**Material supplied**

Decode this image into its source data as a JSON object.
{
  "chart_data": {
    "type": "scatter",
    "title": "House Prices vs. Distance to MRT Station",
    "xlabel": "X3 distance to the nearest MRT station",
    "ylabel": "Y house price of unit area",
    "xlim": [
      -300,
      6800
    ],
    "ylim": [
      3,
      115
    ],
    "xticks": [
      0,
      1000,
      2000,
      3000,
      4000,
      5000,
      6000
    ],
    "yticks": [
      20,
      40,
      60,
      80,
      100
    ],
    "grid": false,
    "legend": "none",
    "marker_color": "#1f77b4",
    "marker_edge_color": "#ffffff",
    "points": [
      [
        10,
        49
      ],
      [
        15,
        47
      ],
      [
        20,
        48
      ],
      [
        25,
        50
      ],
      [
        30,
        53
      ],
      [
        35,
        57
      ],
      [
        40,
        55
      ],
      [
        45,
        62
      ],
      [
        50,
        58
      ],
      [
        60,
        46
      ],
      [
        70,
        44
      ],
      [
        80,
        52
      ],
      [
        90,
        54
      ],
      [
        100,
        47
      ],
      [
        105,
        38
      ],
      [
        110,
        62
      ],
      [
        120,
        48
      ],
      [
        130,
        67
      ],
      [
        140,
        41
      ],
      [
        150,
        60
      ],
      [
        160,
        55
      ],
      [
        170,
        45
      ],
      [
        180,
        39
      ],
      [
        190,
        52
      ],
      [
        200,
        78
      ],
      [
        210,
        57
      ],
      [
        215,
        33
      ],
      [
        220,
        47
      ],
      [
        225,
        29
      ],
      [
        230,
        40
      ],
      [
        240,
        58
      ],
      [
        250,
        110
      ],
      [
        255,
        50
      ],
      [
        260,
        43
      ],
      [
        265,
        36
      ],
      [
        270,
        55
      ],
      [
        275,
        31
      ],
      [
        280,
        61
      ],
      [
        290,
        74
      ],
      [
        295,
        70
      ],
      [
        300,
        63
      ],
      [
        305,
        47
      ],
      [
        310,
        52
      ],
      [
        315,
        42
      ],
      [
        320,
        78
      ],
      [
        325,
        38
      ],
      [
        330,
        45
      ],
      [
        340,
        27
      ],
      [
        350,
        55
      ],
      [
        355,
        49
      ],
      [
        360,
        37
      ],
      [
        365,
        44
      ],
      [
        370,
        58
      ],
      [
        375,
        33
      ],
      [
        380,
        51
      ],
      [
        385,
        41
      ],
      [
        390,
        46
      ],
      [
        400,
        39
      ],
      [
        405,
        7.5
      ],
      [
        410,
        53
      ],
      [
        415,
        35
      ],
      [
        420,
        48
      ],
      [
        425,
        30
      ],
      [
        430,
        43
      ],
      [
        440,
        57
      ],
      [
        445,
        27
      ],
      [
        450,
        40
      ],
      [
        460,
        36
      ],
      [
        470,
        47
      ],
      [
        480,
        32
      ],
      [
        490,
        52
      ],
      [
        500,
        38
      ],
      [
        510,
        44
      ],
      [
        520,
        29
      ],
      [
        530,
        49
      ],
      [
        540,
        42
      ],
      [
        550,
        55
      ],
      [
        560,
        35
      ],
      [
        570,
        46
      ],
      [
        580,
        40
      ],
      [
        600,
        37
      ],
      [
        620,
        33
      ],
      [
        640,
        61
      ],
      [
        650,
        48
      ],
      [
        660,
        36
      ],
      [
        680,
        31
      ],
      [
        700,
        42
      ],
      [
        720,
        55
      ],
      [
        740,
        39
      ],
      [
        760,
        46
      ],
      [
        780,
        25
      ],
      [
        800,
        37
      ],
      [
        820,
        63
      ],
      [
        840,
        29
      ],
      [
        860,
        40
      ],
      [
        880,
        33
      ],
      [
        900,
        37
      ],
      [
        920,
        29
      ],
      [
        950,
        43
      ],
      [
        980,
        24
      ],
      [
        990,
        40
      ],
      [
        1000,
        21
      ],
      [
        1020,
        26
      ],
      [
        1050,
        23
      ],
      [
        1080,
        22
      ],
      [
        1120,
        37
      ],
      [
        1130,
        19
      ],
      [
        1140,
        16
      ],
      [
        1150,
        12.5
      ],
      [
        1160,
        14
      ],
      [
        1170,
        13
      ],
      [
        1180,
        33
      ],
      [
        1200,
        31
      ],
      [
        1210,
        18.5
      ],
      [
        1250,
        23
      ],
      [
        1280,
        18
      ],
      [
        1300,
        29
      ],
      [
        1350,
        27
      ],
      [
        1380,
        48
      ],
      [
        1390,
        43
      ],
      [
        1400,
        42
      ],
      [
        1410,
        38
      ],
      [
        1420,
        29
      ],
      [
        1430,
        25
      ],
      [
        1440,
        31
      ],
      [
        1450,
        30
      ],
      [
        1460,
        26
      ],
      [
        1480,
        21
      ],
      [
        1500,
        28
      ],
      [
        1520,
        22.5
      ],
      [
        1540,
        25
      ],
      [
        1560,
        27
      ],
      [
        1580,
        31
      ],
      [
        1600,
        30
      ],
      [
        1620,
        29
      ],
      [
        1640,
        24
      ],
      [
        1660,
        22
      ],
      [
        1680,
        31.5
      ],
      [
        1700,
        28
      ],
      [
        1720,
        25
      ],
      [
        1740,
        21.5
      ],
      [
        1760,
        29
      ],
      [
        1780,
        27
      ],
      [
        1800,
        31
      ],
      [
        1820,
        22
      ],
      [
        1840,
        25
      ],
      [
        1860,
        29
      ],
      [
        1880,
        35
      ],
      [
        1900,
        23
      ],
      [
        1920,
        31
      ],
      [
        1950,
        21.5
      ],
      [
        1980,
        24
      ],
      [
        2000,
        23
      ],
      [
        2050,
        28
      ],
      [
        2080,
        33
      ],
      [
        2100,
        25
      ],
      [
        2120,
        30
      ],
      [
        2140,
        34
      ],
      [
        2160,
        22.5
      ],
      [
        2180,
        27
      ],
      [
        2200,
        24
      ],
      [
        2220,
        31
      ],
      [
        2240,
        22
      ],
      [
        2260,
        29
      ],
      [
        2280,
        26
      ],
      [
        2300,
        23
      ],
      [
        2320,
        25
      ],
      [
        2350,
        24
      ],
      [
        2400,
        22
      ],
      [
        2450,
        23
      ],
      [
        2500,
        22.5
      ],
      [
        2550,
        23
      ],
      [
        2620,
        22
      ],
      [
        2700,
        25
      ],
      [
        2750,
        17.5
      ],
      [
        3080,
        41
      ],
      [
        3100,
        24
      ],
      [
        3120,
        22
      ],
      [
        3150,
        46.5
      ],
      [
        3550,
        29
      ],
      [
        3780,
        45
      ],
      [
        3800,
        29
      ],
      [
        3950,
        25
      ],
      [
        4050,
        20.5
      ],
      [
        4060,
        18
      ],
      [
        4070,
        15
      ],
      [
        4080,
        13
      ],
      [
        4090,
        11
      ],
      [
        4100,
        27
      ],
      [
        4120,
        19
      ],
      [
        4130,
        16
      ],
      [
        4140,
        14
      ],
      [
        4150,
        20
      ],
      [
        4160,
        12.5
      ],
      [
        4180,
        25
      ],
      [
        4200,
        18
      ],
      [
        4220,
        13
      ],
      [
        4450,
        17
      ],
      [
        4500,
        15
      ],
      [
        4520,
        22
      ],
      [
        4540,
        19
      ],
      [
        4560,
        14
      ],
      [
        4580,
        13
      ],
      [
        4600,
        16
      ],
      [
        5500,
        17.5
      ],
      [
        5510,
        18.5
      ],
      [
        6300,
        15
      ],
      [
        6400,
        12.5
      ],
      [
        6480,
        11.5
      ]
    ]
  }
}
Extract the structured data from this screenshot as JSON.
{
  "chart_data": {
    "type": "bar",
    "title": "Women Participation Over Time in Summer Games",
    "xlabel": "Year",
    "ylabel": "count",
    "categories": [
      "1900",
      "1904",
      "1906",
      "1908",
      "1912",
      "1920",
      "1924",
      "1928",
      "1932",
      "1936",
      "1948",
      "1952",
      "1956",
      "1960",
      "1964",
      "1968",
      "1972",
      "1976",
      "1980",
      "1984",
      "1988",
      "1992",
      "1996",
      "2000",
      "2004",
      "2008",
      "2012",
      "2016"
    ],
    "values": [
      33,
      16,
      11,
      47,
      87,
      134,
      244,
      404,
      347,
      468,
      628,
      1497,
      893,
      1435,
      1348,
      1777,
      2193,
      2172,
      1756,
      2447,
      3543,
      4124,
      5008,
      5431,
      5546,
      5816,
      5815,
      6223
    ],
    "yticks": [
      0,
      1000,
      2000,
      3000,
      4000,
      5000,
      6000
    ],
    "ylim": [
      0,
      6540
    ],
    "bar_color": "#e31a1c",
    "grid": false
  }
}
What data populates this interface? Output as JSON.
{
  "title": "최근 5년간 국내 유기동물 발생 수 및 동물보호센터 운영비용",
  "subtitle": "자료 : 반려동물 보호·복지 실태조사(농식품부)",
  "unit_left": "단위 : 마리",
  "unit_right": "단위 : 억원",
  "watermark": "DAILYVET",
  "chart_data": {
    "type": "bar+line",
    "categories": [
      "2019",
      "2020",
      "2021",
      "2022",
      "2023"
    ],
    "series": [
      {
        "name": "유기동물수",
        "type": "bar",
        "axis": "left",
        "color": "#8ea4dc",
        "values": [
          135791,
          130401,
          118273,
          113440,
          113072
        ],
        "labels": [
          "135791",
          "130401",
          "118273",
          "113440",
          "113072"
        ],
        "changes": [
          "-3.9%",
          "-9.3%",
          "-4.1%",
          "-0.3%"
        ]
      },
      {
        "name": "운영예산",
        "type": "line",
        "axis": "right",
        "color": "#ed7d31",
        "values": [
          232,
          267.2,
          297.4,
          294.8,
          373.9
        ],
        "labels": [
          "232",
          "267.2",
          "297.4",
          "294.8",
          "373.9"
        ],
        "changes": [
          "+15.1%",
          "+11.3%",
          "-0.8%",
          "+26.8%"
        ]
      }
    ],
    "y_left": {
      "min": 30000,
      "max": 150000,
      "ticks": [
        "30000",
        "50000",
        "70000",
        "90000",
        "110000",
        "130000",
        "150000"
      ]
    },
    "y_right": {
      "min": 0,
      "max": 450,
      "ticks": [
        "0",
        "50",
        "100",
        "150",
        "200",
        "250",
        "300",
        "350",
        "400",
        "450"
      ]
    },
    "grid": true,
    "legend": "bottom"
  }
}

**Problem details**
Show all lines from the records above where the word "ylabel" occurs.

**Task result**
    "ylabel": "Y house price of unit area",
    "ylabel": "count",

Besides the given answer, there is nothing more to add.